## RECORDS SHOWN
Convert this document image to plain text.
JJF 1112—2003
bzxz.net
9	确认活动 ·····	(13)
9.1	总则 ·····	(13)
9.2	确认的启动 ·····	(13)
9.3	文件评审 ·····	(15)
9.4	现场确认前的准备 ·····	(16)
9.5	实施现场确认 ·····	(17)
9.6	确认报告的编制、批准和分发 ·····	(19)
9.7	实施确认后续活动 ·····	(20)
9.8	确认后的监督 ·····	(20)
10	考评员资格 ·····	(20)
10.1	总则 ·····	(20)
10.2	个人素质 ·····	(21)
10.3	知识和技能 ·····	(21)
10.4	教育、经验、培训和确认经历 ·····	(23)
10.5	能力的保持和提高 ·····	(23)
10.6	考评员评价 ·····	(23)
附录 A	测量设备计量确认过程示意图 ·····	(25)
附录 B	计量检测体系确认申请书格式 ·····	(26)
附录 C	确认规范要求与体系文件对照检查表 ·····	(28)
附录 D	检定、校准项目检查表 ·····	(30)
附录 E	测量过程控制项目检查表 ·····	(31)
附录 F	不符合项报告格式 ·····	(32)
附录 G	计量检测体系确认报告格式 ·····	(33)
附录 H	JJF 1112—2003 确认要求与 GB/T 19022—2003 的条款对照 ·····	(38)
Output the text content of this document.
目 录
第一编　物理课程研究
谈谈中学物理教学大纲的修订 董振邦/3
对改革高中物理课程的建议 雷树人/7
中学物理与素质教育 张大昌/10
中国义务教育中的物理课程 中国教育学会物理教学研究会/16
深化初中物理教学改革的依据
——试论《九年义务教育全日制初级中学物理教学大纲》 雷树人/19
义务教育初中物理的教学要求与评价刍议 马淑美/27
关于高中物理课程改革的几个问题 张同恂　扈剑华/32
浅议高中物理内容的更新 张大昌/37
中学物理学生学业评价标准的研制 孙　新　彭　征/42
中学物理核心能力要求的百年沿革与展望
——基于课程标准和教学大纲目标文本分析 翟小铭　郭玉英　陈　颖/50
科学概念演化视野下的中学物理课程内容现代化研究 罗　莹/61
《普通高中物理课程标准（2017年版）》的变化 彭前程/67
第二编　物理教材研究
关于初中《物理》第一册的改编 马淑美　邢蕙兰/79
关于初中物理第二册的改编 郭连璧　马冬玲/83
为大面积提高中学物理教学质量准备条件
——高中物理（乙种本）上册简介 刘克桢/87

## REQUIREMENTS
Above is a listing; report how many of its lines include the word "text", giving the number only.

## TASK ANSWER
2